RECORDS PROVIDED –
** BEGIN **
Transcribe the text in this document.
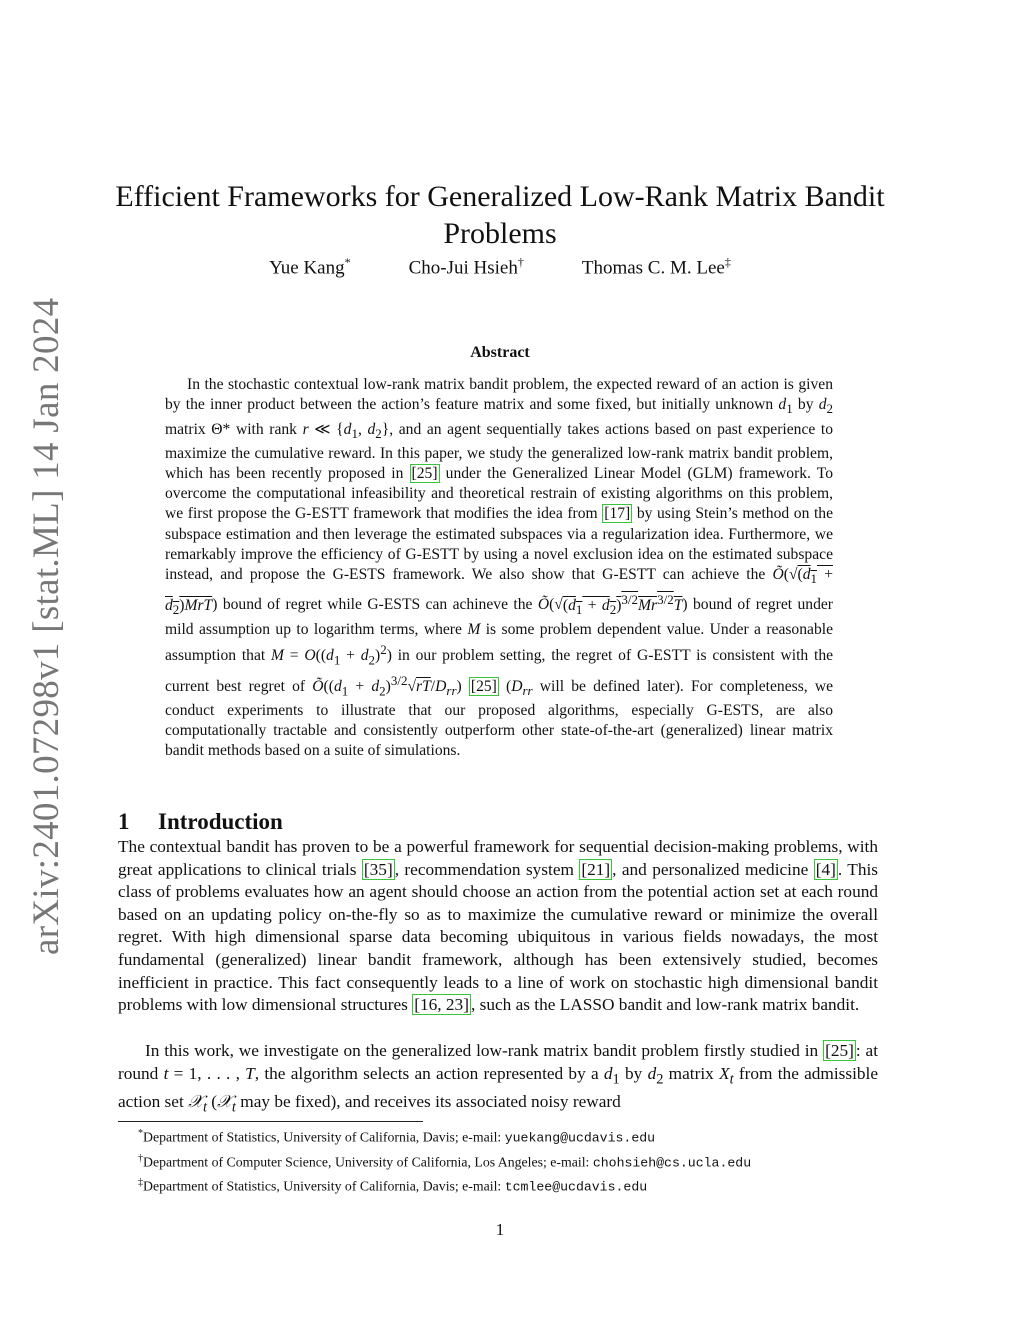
arXiv:2401.07298v1 [stat.ML] 14 Jan 2024
Efficient Frameworks for Generalized Low-Rank Matrix Bandit Problems
Yue Kang*	Cho-Jui Hsieh†	Thomas C. M. Lee‡
Abstract

In the stochastic contextual low-rank matrix bandit problem, the expected reward of an action is given by the inner product between the action’s feature matrix and some fixed, but initially unknown $d_1$ by $d_2$ matrix Θ* with rank r ≪ {$d_1$, $d_2$}, and an agent sequentially takes actions based on past experience to maximize the cumulative reward. In this paper, we study the generalized low-rank matrix bandit problem, which has been recently proposed in [25] under the Generalized Linear Model (GLM) framework. To overcome the computational infeasibility and theoretical restrain of existing algorithms on this problem, we first propose the G-ESTT framework that modifies the idea from [17] by using Stein’s method on the subspace estimation and then leverage the estimated subspaces via a regularization idea. Furthermore, we remarkably improve the efficiency of G-ESTT by using a novel exclusion idea on the estimated subspace instead, and propose the G-ESTS framework. We also show that G-ESTT can achieve the $Õ(√(d_1 + d_2)MrT)$ bound of regret while G-ESTS can achineve the $Õ(√(d_1 + d_2)^{3/2}Mr^{3/2}T)$ bound of regret under mild assumption up to logarithm terms, where M is some problem dependent value. Under a reasonable assumption that $M = O((d_1 + d_2)^2)$ in our problem setting, the regret of G-ESTT is consistent with the current best regret of $Õ((d_1 + d_2)^{3/2}√rT/D_{rr})$ [25] ($D_{rr}$ will be defined later). For completeness, we conduct experiments to illustrate that our proposed algorithms, especially G-ESTS, are also computationally tractable and consistently outperform other state-of-the-art (generalized) linear matrix bandit methods based on a suite of simulations.

1 Introduction

The contextual bandit has proven to be a powerful framework for sequential decision-making problems, with great applications to clinical trials [35] , recommendation system [21] , and personalized medicine [4] . This class of problems evaluates how an agent should choose an action from the potential action set at each round based on an updating policy on-the-fly so as to maximize the cumulative reward or minimize the overall regret. With high dimensional sparse data becoming ubiquitous in various fields nowadays, the most fundamental (generalized) linear bandit framework, although has been extensively studied, becomes inefficient in practice. This fact consequently leads to a line of work on stochastic high dimensional bandit problems with low dimensional structures [16, 23] , such as the LASSO bandit and low-rank matrix bandit.

In this work, we investigate on the generalized low-rank matrix bandit problem firstly studied in [25] : at round t = 1, . . . , T, the algorithm selects an action represented by a $d_1$ by $d_2$ matrix $X_t$ from the admissible action set 𝒳$_t$ (𝒳$_t$ may be fixed), and receives its associated noisy reward

*Department of Statistics, University of California, Davis; e-mail: yuekang@ucdavis.edu
†Department of Computer Science, University of California, Los Angeles; e-mail: chohsieh@cs.ucla.edu
‡Department of Statistics, University of California, Davis; e-mail: tcmlee@ucdavis.edu
1
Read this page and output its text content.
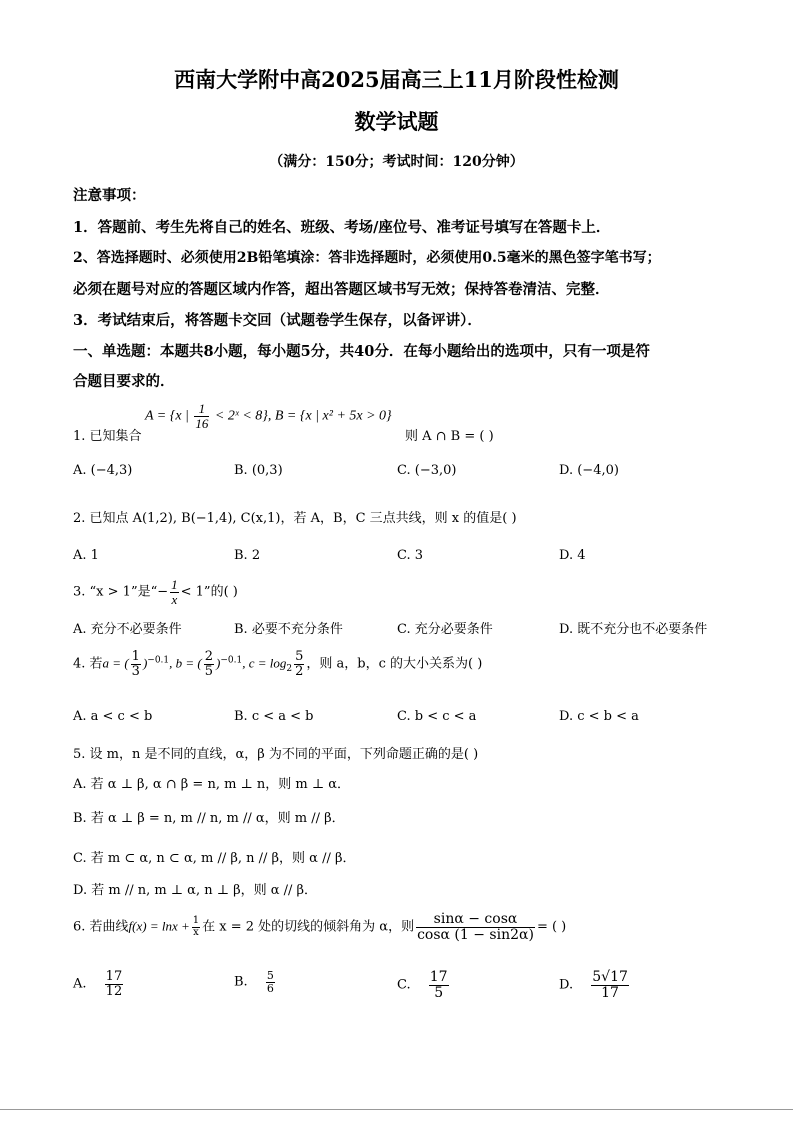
西南大学附中高2025届高三上11月阶段性检测
数学试题
（满分：150分；考试时间：120分钟）
注意事项：
1．答题前、考生先将自己的姓名、班级、考场/座位号、准考证号填写在答题卡上．
2、答选择题时、必须使用2B铅笔填涂：答非选择题时，必须使用0.5毫米的黑色签字笔书写；
必须在题号对应的答题区域内作答，超出答题区域书写无效；保持答卷清洁、完整．
3．考试结束后，将答题卡交回（试题卷学生保存，以备评讲）．
一、单选题：本题共8小题，每小题5分，共40分．在每小题给出的选项中，只有一项是符
合题目要求的．
1. 已知集合
A = {x | $\frac{1}{16}$ < 2ˣ < 8}, B = {x | x² + 5x > 0}
则 A ∩ B = ( )
A. (−4,3)	B. (0,3)	C. (−3,0)	D. (−4,0)
2. 已知点 A(1,2), B(−1,4), C(x,1)，若 A，B，C 三点共线，则 x 的值是( )
A. 1	B. 2	C. 3	D. 4
3. “x > 1”是“− $\frac{1}{x} < 1$”的( )
A. 充分不必要条件	B. 必要不充分条件	C. 充分必要条件	D. 既不充分也不必要条件
4. 若a = ( $\frac{1}{3} )^{-0.1}$, b = ( $\frac{2}{5} )^{-0.1}$, $c = \log_2 \frac{5}{2}$ ，则 a，b，c 的大小关系为( )
A. a < c < b	B. c < a < b	C. b < c < a	D. c < b < a
5. 设 m，n 是不同的直线，α，β 为不同的平面，下列命题正确的是( )
A. 若 α ⊥ β, α ∩ β = n, m ⊥ n，则 m ⊥ α．
B. 若 α ⊥ β = n, m // n, m // α，则 m // β．
C. 若 m ⊂ α, n ⊂ α, m // β, n // β，则 α // β．
D. 若 m // n, m ⊥ α, n ⊥ β，则 α // β．
6. 若曲线$f(x) = \ln x + \frac{1}{x}$ 在 x = 2 处的切线的倾斜角为 α，则 $\frac{\sin\alpha - \cos\alpha}{\cos\alpha (1 - \sin 2\alpha)}$ = ( )
A. $\frac{17}{12}$	B. $\frac{5}{6}$	C. $\frac{17}{5}$	D. $\frac{5√17}{17}$
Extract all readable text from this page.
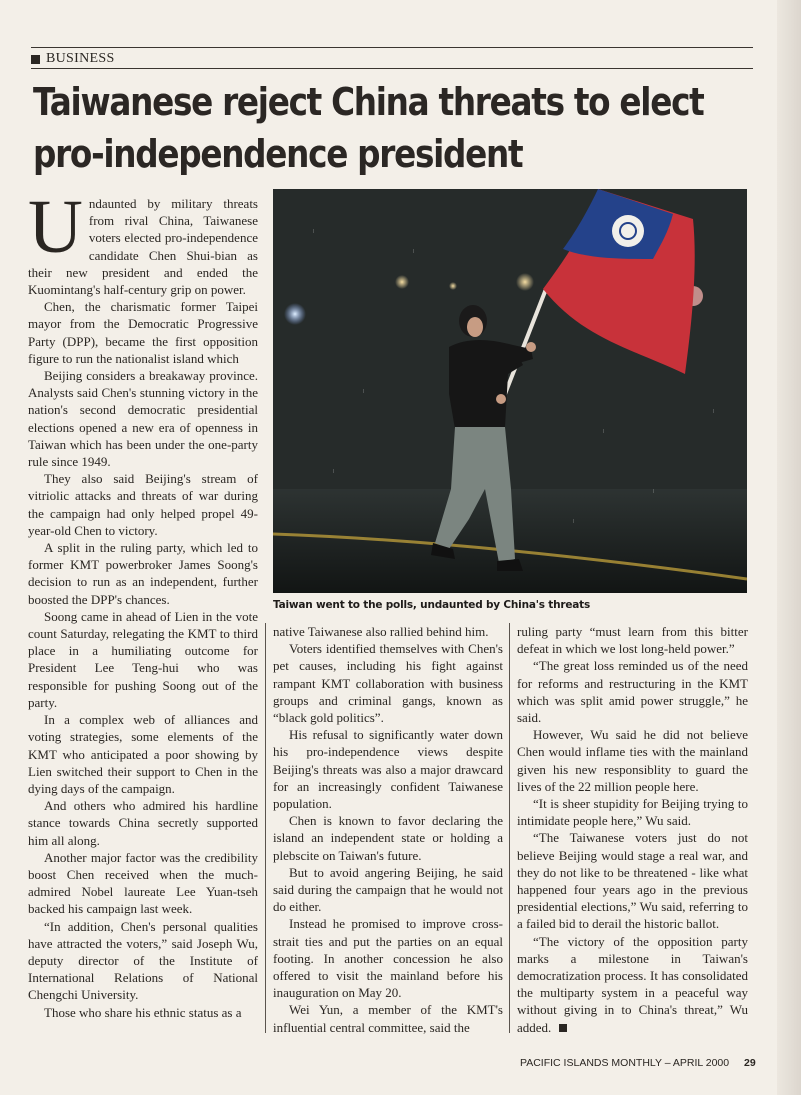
BUSINESS
Taiwanese reject China threats to elect
pro-independence president

Undaunted by military threats from rival China, Taiwanese voters elected pro-independence candidate Chen Shui-bian as their new president and ended the Kuomintang's half-century grip on power.

Chen, the charismatic former Taipei mayor from the Democratic Progressive Party (DPP), became the first opposition figure to run the nationalist island which

Beijing considers a breakaway province. Analysts said Chen's stunning victory in the nation's second democratic presidential elections opened a new era of openness in Taiwan which has been under the one-party rule since 1949.

They also said Beijing's stream of vitriolic attacks and threats of war during the campaign had only helped propel 49-year-old Chen to victory.

A split in the ruling party, which led to former KMT powerbroker James Soong's decision to run as an independent, further boosted the DPP's chances.

Soong came in ahead of Lien in the vote count Saturday, relegating the KMT to third place in a humiliating outcome for President Lee Teng-hui who was responsible for pushing Soong out of the party.

In a complex web of alliances and voting strategies, some elements of the KMT who anticipated a poor showing by Lien switched their support to Chen in the dying days of the campaign.

And others who admired his hardline stance towards China secretly supported him all along.

Another major factor was the credibility boost Chen received when the much-admired Nobel laureate Lee Yuan-tseh backed his campaign last week.

“In addition, Chen's personal qualities have attracted the voters,” said Joseph Wu, deputy director of the Institute of International Relations of National Chengchi University.

Those who share his ethnic status as a

Taiwan went to the polls, undaunted by China's threats

native Taiwanese also rallied behind him.

Voters identified themselves with Chen's pet causes, including his fight against rampant KMT collaboration with business groups and criminal gangs, known as “black gold politics”.

His refusal to significantly water down his pro-independence views despite Beijing's threats was also a major drawcard for an increasingly confident Taiwanese population.

Chen is known to favor declaring the island an independent state or holding a plebscite on Taiwan's future.

But to avoid angering Beijing, he said said during the campaign that he would not do either.

Instead he promised to improve cross-strait ties and put the parties on an equal footing. In another concession he also offered to visit the mainland before his inauguration on May 20.

Wei Yun, a member of the KMT's influential central committee, said the

ruling party “must learn from this bitter defeat in which we lost long-held power.”

“The great loss reminded us of the need for reforms and restructuring in the KMT which was split amid power struggle,” he said.

However, Wu said he did not believe Chen would inflame ties with the mainland given his new responsiblity to guard the lives of the 22 million people here.

“It is sheer stupidity for Beijing trying to intimidate people here,” Wu said.

“The Taiwanese voters just do not believe Beijing would stage a real war, and they do not like to be threatened - like what happened four years ago in the previous presidential elections,” Wu said, referring to a failed bid to derail the historic ballot.

“The victory of the opposition party marks a milestone in Taiwan's democratization process. It has consolidated the multiparty system in a peaceful way without giving in to China's threat,” Wu added.

PACIFIC ISLANDS MONTHLY – APRIL 2000 29
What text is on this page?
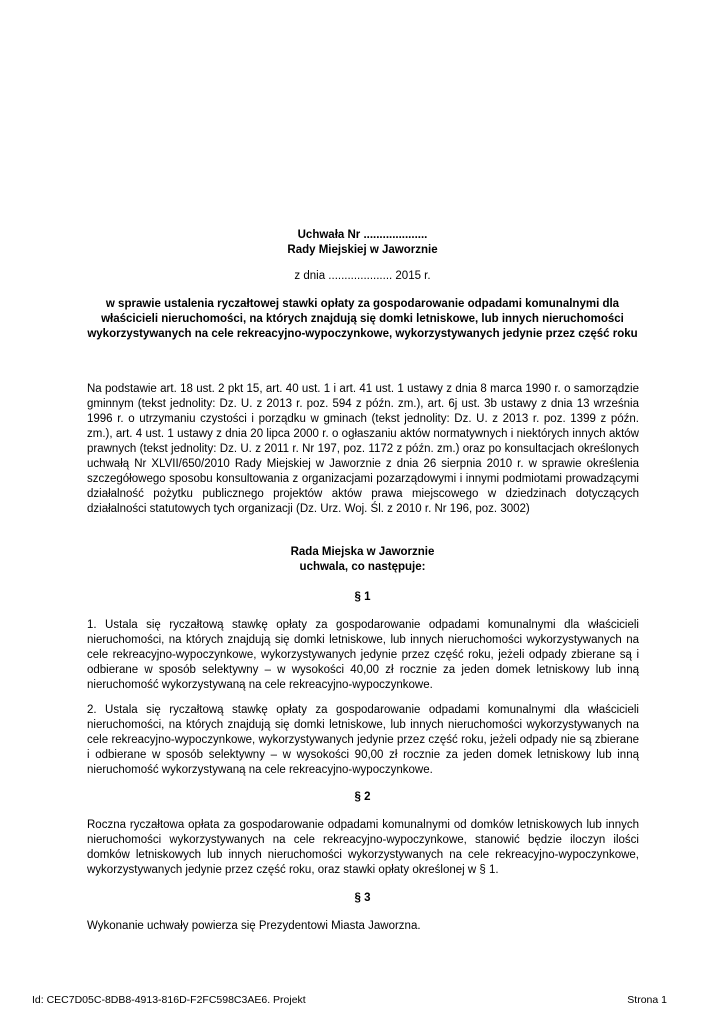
Uchwała Nr ....................
Rady Miejskiej w Jaworznie
z dnia .................... 2015 r.
w sprawie ustalenia ryczałtowej stawki opłaty za gospodarowanie odpadami komunalnymi dla właścicieli nieruchomości, na których znajdują się domki letniskowe, lub innych nieruchomości wykorzystywanych na cele rekreacyjno-wypoczynkowe, wykorzystywanych jedynie przez część roku
Na podstawie art. 18 ust. 2 pkt 15, art. 40 ust. 1 i art. 41 ust. 1 ustawy z dnia 8 marca 1990 r. o samorządzie gminnym (tekst jednolity: Dz. U. z 2013 r. poz. 594 z późn. zm.), art. 6j ust. 3b ustawy z dnia 13 września 1996 r. o utrzymaniu czystości i porządku w gminach (tekst jednolity: Dz. U. z 2013 r. poz. 1399 z późn. zm.), art. 4 ust. 1 ustawy z dnia 20 lipca 2000 r. o ogłaszaniu aktów normatywnych i niektórych innych aktów prawnych (tekst jednolity: Dz. U. z 2011 r. Nr 197, poz. 1172 z późn. zm.) oraz po konsultacjach określonych uchwałą Nr XLVII/650/2010 Rady Miejskiej w Jaworznie z dnia 26 sierpnia 2010 r. w sprawie określenia szczegółowego sposobu konsultowania z organizacjami pozarządowymi i innymi podmiotami prowadzącymi działalność pożytku publicznego projektów aktów prawa miejscowego w dziedzinach dotyczących działalności statutowych tych organizacji (Dz. Urz. Woj. Śl. z 2010 r. Nr 196, poz. 3002)
Rada Miejska w Jaworznie
uchwala, co następuje:
§ 1
1. Ustala się ryczałtową stawkę opłaty za gospodarowanie odpadami komunalnymi dla właścicieli nieruchomości, na których znajdują się domki letniskowe, lub innych nieruchomości wykorzystywanych na cele rekreacyjno-wypoczynkowe, wykorzystywanych jedynie przez część roku, jeżeli odpady zbierane są i odbierane w sposób selektywny – w wysokości 40,00 zł rocznie za jeden domek letniskowy lub inną nieruchomość wykorzystywaną na cele rekreacyjno-wypoczynkowe.
2. Ustala się ryczałtową stawkę opłaty za gospodarowanie odpadami komunalnymi dla właścicieli nieruchomości, na których znajdują się domki letniskowe, lub innych nieruchomości wykorzystywanych na cele rekreacyjno-wypoczynkowe, wykorzystywanych jedynie przez część roku, jeżeli odpady nie są zbierane i odbierane w sposób selektywny – w wysokości 90,00 zł rocznie za jeden domek letniskowy lub inną nieruchomość wykorzystywaną na cele rekreacyjno-wypoczynkowe.
§ 2
Roczna ryczałtowa opłata za gospodarowanie odpadami komunalnymi od domków letniskowych lub innych nieruchomości wykorzystywanych na cele rekreacyjno-wypoczynkowe, stanowić będzie iloczyn ilości domków letniskowych lub innych nieruchomości wykorzystywanych na cele rekreacyjno-wypoczynkowe, wykorzystywanych jedynie przez część roku, oraz stawki opłaty określonej w § 1.
§ 3
Wykonanie uchwały powierza się Prezydentowi Miasta Jaworzna.
Id: CEC7D05C-8DB8-4913-816D-F2FC598C3AE6. Projekt	Strona 1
** END **
WRITTEN EXERCISE –
What is the number of lines in the listing that include the word "Taiwanese"? Give that number and nothing else.

RESULT OF THE TASK –
5